** start Task inputs **

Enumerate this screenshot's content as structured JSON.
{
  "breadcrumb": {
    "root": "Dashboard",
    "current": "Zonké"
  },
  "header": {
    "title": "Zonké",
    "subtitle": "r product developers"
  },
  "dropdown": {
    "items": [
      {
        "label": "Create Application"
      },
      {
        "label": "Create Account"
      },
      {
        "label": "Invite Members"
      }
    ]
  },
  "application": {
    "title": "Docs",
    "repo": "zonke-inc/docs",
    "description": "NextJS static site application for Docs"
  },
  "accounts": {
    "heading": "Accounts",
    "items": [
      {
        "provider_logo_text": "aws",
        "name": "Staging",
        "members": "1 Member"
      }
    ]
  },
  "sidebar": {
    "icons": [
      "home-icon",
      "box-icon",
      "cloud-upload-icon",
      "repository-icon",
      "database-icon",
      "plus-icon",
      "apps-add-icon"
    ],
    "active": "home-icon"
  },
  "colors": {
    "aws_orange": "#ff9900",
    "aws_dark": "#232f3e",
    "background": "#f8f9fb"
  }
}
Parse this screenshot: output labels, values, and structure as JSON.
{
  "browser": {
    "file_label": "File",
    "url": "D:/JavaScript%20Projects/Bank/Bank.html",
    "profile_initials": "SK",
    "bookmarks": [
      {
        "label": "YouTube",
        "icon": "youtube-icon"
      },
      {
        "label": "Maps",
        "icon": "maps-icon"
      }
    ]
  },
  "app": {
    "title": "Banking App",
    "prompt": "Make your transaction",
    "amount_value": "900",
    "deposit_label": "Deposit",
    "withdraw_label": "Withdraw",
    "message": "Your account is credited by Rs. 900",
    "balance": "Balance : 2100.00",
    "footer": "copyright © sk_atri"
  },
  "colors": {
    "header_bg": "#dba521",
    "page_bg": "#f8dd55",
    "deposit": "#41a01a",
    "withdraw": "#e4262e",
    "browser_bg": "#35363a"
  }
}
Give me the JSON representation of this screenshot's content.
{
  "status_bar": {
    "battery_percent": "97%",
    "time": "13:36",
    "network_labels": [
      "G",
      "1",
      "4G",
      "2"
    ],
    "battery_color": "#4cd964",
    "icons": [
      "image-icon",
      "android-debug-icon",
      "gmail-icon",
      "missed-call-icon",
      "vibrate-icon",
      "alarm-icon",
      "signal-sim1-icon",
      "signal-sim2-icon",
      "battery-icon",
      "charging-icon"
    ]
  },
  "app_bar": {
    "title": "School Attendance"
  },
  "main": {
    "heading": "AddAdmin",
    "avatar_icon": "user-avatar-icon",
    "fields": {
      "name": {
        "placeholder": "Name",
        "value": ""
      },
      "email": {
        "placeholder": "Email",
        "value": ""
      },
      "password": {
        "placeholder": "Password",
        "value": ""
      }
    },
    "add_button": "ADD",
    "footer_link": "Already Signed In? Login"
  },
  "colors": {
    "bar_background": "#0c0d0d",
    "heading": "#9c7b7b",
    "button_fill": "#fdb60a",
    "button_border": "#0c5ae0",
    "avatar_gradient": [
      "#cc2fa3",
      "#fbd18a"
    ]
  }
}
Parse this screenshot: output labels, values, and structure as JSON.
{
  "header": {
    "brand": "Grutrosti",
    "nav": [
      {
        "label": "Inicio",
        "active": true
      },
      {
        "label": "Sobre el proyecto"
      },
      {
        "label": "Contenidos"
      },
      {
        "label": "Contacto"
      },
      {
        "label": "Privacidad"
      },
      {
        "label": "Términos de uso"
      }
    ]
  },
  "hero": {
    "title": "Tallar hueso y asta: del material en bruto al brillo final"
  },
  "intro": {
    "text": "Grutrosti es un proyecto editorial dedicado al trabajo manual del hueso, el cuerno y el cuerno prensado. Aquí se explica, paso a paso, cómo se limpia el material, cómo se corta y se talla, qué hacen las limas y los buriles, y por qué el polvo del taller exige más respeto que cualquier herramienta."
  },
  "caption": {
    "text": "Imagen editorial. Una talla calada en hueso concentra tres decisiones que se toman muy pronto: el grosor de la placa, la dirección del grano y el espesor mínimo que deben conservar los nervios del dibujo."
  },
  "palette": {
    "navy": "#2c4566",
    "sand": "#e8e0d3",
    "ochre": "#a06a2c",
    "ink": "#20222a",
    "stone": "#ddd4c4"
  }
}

** end Task inputs **

### Requirements
Tally the lines of the data that hold the string "material". Answer with the number and nothing more.

### Response to the exercise
2